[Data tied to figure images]
======
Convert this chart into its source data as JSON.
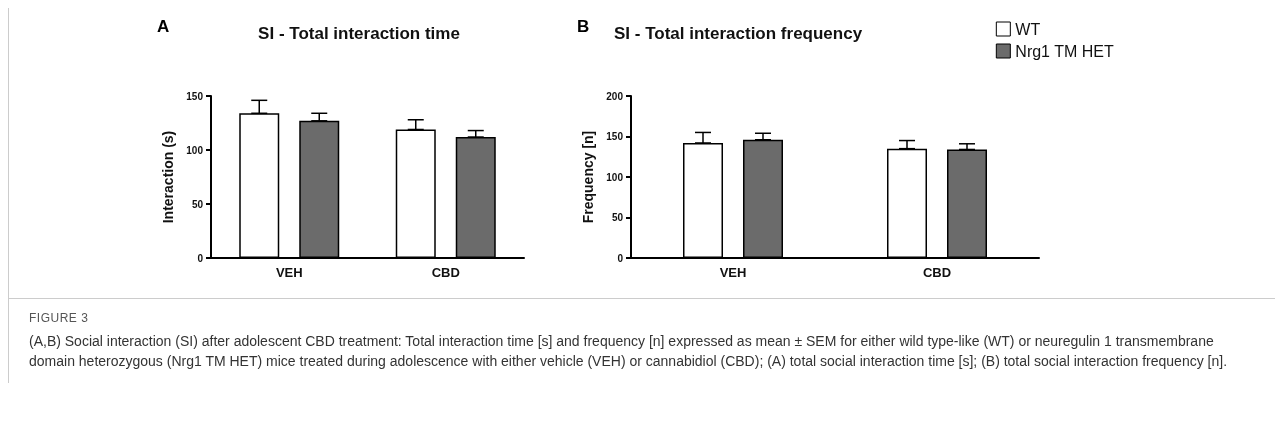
{
  "chart_data": [
    {
      "type": "bar",
      "title": "SI - Total interaction time",
      "ylabel": "Interaction (s)",
      "categories": [
        "VEH",
        "CBD"
      ],
      "series": [
        {
          "color": "#ffffff",
          "values": [
            134,
            119
          ],
          "errors": [
            [
              134,
              146
            ],
            [
              119,
              128
            ]
          ]
        },
        {
          "color": "#6b6b6b",
          "values": [
            127,
            112
          ],
          "errors": [
            [
              127,
              134
            ],
            [
              112,
              118
            ]
          ]
        }
      ],
      "ylim": [
        0,
        150
      ],
      "yticks": [
        0,
        50,
        100,
        150
      ],
      "grid": false,
      "legend": false,
      "annotations": [
        "A"
      ]
    },
    {
      "type": "bar",
      "title": "SI - Total interaction frequency",
      "ylabel": "Frequency [n]",
      "categories": [
        "VEH",
        "CBD"
      ],
      "series": [
        {
          "name": "WT",
          "color": "#ffffff",
          "values": [
            142,
            135
          ],
          "errors": [
            [
              142,
              155
            ],
            [
              135,
              145
            ]
          ]
        },
        {
          "name": "Nrg1 TM HET",
          "color": "#6b6b6b",
          "values": [
            146,
            134
          ],
          "errors": [
            [
              146,
              154
            ],
            [
              134,
              141
            ]
          ]
        }
      ],
      "ylim": [
        0,
        200
      ],
      "yticks": [
        0,
        50,
        100,
        150,
        200
      ],
      "grid": false,
      "legend": "top right",
      "annotations": [
        "B",
        "FIGURE 3",
        "(A,B) Social interaction (SI) after adolescent CBD treatment: Total interaction time [s] and frequency [n] expressed as mean ± SEM for either wild type-like (WT) or neuregulin 1 transmembrane domain heterozygous (Nrg1 TM HET) mice treated during adolescence with either vehicle (VEH) or cannabidiol (CBD); (A) total social interaction time [s]; (B) total social interaction frequency [n]."
      ]
    }
  ]
}
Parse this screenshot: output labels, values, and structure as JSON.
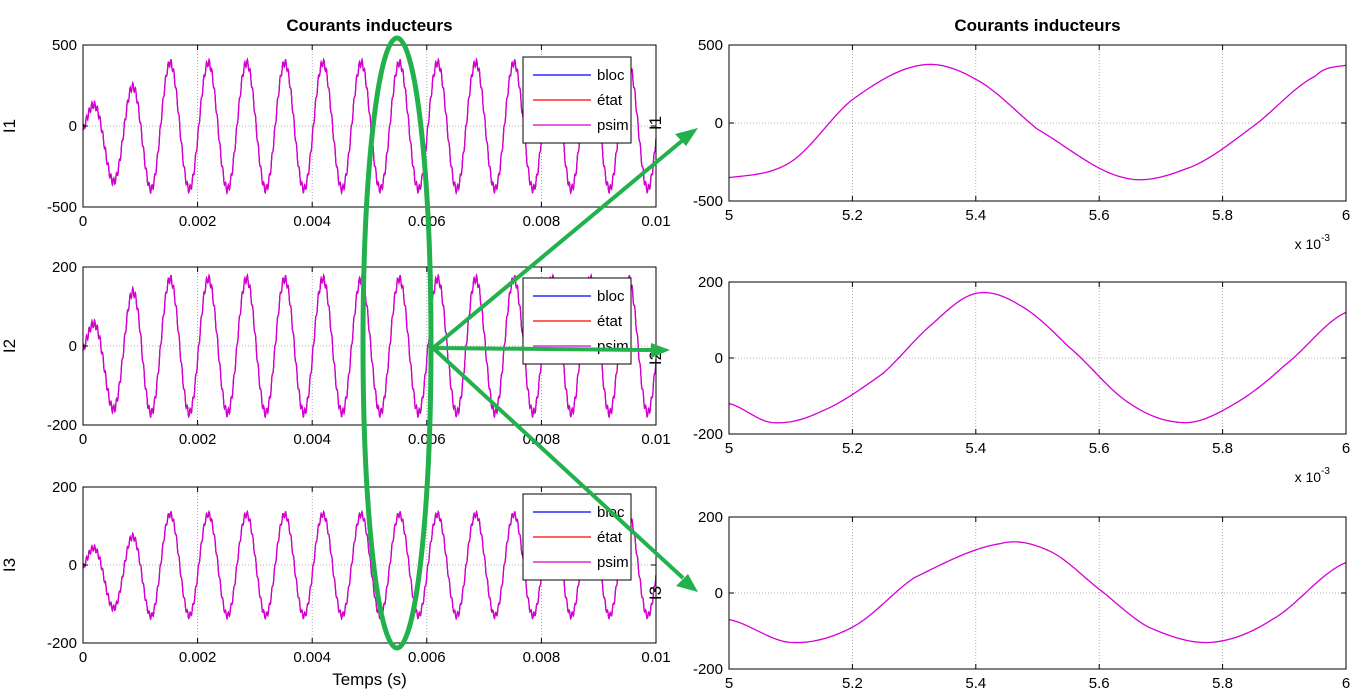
{
  "colors": {
    "bloc": "#0000ff",
    "etat": "#ff0000",
    "psim": "#d400d4",
    "annotation": "#22b14c"
  },
  "chart_data": [
    {
      "type": "line",
      "title": "Courants inducteurs",
      "ylabel": "I1",
      "xlabel": "",
      "xlim": [
        0,
        0.01
      ],
      "ylim": [
        -500,
        500
      ],
      "xticks": [
        "0",
        "0.002",
        "0.004",
        "0.006",
        "0.008",
        "0.01"
      ],
      "yticks": [
        "-500",
        "0",
        "500"
      ],
      "legend": [
        "bloc",
        "état",
        "psim"
      ],
      "waveform": {
        "amplitude": 390,
        "frequency_hz": 1500,
        "startup_ms": 1.2
      }
    },
    {
      "type": "line",
      "title": "",
      "ylabel": "I2",
      "xlabel": "",
      "xlim": [
        0,
        0.01
      ],
      "ylim": [
        -200,
        200
      ],
      "xticks": [
        "0",
        "0.002",
        "0.004",
        "0.006",
        "0.008",
        "0.01"
      ],
      "yticks": [
        "-200",
        "0",
        "200"
      ],
      "legend": [
        "bloc",
        "état",
        "psim"
      ],
      "waveform": {
        "amplitude": 170,
        "frequency_hz": 1500,
        "startup_ms": 1.0
      }
    },
    {
      "type": "line",
      "title": "",
      "ylabel": "I3",
      "xlabel": "Temps (s)",
      "xlim": [
        0,
        0.01
      ],
      "ylim": [
        -200,
        200
      ],
      "xticks": [
        "0",
        "0.002",
        "0.004",
        "0.006",
        "0.008",
        "0.01"
      ],
      "yticks": [
        "-200",
        "0",
        "200"
      ],
      "legend": [
        "bloc",
        "état",
        "psim"
      ],
      "waveform": {
        "amplitude": 130,
        "frequency_hz": 1500,
        "startup_ms": 1.3
      }
    },
    {
      "type": "line",
      "title": "Courants inducteurs",
      "ylabel": "I1",
      "xlabel": "",
      "xlim": [
        5,
        6
      ],
      "ylim": [
        -500,
        500
      ],
      "x_multiplier": "x 10-3",
      "xticks": [
        "5",
        "5.2",
        "5.4",
        "5.6",
        "5.8",
        "6"
      ],
      "yticks": [
        "-500",
        "0",
        "500"
      ],
      "series": [
        {
          "name": "psim",
          "x": [
            5.0,
            5.1,
            5.2,
            5.31,
            5.4,
            5.5,
            5.64,
            5.75,
            5.85,
            5.95,
            6.0
          ],
          "y": [
            -350,
            -250,
            150,
            370,
            280,
            -40,
            -350,
            -280,
            -20,
            300,
            370
          ]
        }
      ]
    },
    {
      "type": "line",
      "title": "",
      "ylabel": "I2",
      "xlabel": "",
      "xlim": [
        5,
        6
      ],
      "ylim": [
        -200,
        200
      ],
      "x_multiplier": "x 10-3",
      "xticks": [
        "5",
        "5.2",
        "5.4",
        "5.6",
        "5.8",
        "6"
      ],
      "yticks": [
        "-200",
        "0",
        "200"
      ],
      "series": [
        {
          "name": "psim",
          "x": [
            5.0,
            5.07,
            5.15,
            5.25,
            5.33,
            5.4,
            5.47,
            5.55,
            5.65,
            5.74,
            5.82,
            5.9,
            6.0
          ],
          "y": [
            -120,
            -170,
            -140,
            -40,
            90,
            170,
            140,
            30,
            -120,
            -170,
            -120,
            -20,
            120
          ]
        }
      ]
    },
    {
      "type": "line",
      "title": "",
      "ylabel": "I3",
      "xlabel": "",
      "xlim": [
        5,
        6
      ],
      "ylim": [
        -200,
        200
      ],
      "xticks": [
        "5",
        "5.2",
        "5.4",
        "5.6",
        "5.8",
        "6"
      ],
      "yticks": [
        "-200",
        "0",
        "200"
      ],
      "series": [
        {
          "name": "psim",
          "x": [
            5.0,
            5.1,
            5.2,
            5.3,
            5.44,
            5.52,
            5.6,
            5.68,
            5.78,
            5.88,
            6.0
          ],
          "y": [
            -70,
            -130,
            -90,
            40,
            130,
            110,
            10,
            -90,
            -130,
            -70,
            80
          ]
        }
      ]
    }
  ]
}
======
Without the pictures, transcribe the listing above exactly.

## EXERCISE OUTPUT
Convert this chart into its source data as JSON.
{
  "chart_data": [
    {
      "type": "bar",
      "title": "SI - Total interaction time",
      "ylabel": "Interaction (s)",
      "categories": [
        "VEH",
        "CBD"
      ],
      "series": [
        {
          "color": "#ffffff",
          "values": [
            134,
            119
          ],
          "errors": [
            [
              134,
              146
            ],
            [
              119,
              128
            ]
          ]
        },
        {
          "color": "#6b6b6b",
          "values": [
            127,
            112
          ],
          "errors": [
            [
              127,
              134
            ],
            [
              112,
              118
            ]
          ]
        }
      ],
      "ylim": [
        0,
        150
      ],
      "yticks": [
        0,
        50,
        100,
        150
      ],
      "grid": false,
      "legend": false,
      "annotations": [
        "A"
      ]
    },
    {
      "type": "bar",
      "title": "SI - Total interaction frequency",
      "ylabel": "Frequency [n]",
      "categories": [
        "VEH",
        "CBD"
      ],
      "series": [
        {
          "name": "WT",
          "color": "#ffffff",
          "values": [
            142,
            135
          ],
          "errors": [
            [
              142,
              155
            ],
            [
              135,
              145
            ]
          ]
        },
        {
          "name": "Nrg1 TM HET",
          "color": "#6b6b6b",
          "values": [
            146,
            134
          ],
          "errors": [
            [
              146,
              154
            ],
            [
              134,
              141
            ]
          ]
        }
      ],
      "ylim": [
        0,
        200
      ],
      "yticks": [
        0,
        50,
        100,
        150,
        200
      ],
      "grid": false,
      "legend": "top right",
      "annotations": [
        "B",
        "FIGURE 3",
        "(A,B) Social interaction (SI) after adolescent CBD treatment: Total interaction time [s] and frequency [n] expressed as mean ± SEM for either wild type-like (WT) or neuregulin 1 transmembrane domain heterozygous (Nrg1 TM HET) mice treated during adolescence with either vehicle (VEH) or cannabidiol (CBD); (A) total social interaction time [s]; (B) total social interaction frequency [n]."
      ]
    }
  ]
}
Parse this screenshot: output labels, values, and structure as JSON.
{
  "colors": {
    "bloc": "#0000ff",
    "etat": "#ff0000",
    "psim": "#d400d4",
    "annotation": "#22b14c"
  },
  "chart_data": [
    {
      "type": "line",
      "title": "Courants inducteurs",
      "ylabel": "I1",
      "xlabel": "",
      "xlim": [
        0,
        0.01
      ],
      "ylim": [
        -500,
        500
      ],
      "xticks": [
        "0",
        "0.002",
        "0.004",
        "0.006",
        "0.008",
        "0.01"
      ],
      "yticks": [
        "-500",
        "0",
        "500"
      ],
      "legend": [
        "bloc",
        "état",
        "psim"
      ],
      "waveform": {
        "amplitude": 390,
        "frequency_hz": 1500,
        "startup_ms": 1.2
      }
    },
    {
      "type": "line",
      "title": "",
      "ylabel": "I2",
      "xlabel": "",
      "xlim": [
        0,
        0.01
      ],
      "ylim": [
        -200,
        200
      ],
      "xticks": [
        "0",
        "0.002",
        "0.004",
        "0.006",
        "0.008",
        "0.01"
      ],
      "yticks": [
        "-200",
        "0",
        "200"
      ],
      "legend": [
        "bloc",
        "état",
        "psim"
      ],
      "waveform": {
        "amplitude": 170,
        "frequency_hz": 1500,
        "startup_ms": 1.0
      }
    },
    {
      "type": "line",
      "title": "",
      "ylabel": "I3",
      "xlabel": "Temps (s)",
      "xlim": [
        0,
        0.01
      ],
      "ylim": [
        -200,
        200
      ],
      "xticks": [
        "0",
        "0.002",
        "0.004",
        "0.006",
        "0.008",
        "0.01"
      ],
      "yticks": [
        "-200",
        "0",
        "200"
      ],
      "legend": [
        "bloc",
        "état",
        "psim"
      ],
      "waveform": {
        "amplitude": 130,
        "frequency_hz": 1500,
        "startup_ms": 1.3
      }
    },
    {
      "type": "line",
      "title": "Courants inducteurs",
      "ylabel": "I1",
      "xlabel": "",
      "xlim": [
        5,
        6
      ],
      "ylim": [
        -500,
        500
      ],
      "x_multiplier": "x 10-3",
      "xticks": [
        "5",
        "5.2",
        "5.4",
        "5.6",
        "5.8",
        "6"
      ],
      "yticks": [
        "-500",
        "0",
        "500"
      ],
      "series": [
        {
          "name": "psim",
          "x": [
            5.0,
            5.1,
            5.2,
            5.31,
            5.4,
            5.5,
            5.64,
            5.75,
            5.85,
            5.95,
            6.0
          ],
          "y": [
            -350,
            -250,
            150,
            370,
            280,
            -40,
            -350,
            -280,
            -20,
            300,
            370
          ]
        }
      ]
    },
    {
      "type": "line",
      "title": "",
      "ylabel": "I2",
      "xlabel": "",
      "xlim": [
        5,
        6
      ],
      "ylim": [
        -200,
        200
      ],
      "x_multiplier": "x 10-3",
      "xticks": [
        "5",
        "5.2",
        "5.4",
        "5.6",
        "5.8",
        "6"
      ],
      "yticks": [
        "-200",
        "0",
        "200"
      ],
      "series": [
        {
          "name": "psim",
          "x": [
            5.0,
            5.07,
            5.15,
            5.25,
            5.33,
            5.4,
            5.47,
            5.55,
            5.65,
            5.74,
            5.82,
            5.9,
            6.0
          ],
          "y": [
            -120,
            -170,
            -140,
            -40,
            90,
            170,
            140,
            30,
            -120,
            -170,
            -120,
            -20,
            120
          ]
        }
      ]
    },
    {
      "type": "line",
      "title": "",
      "ylabel": "I3",
      "xlabel": "",
      "xlim": [
        5,
        6
      ],
      "ylim": [
        -200,
        200
      ],
      "xticks": [
        "5",
        "5.2",
        "5.4",
        "5.6",
        "5.8",
        "6"
      ],
      "yticks": [
        "-200",
        "0",
        "200"
      ],
      "series": [
        {
          "name": "psim",
          "x": [
            5.0,
            5.1,
            5.2,
            5.3,
            5.44,
            5.52,
            5.6,
            5.68,
            5.78,
            5.88,
            6.0
          ],
          "y": [
            -70,
            -130,
            -90,
            40,
            130,
            110,
            10,
            -90,
            -130,
            -70,
            80
          ]
        }
      ]
    }
  ]
}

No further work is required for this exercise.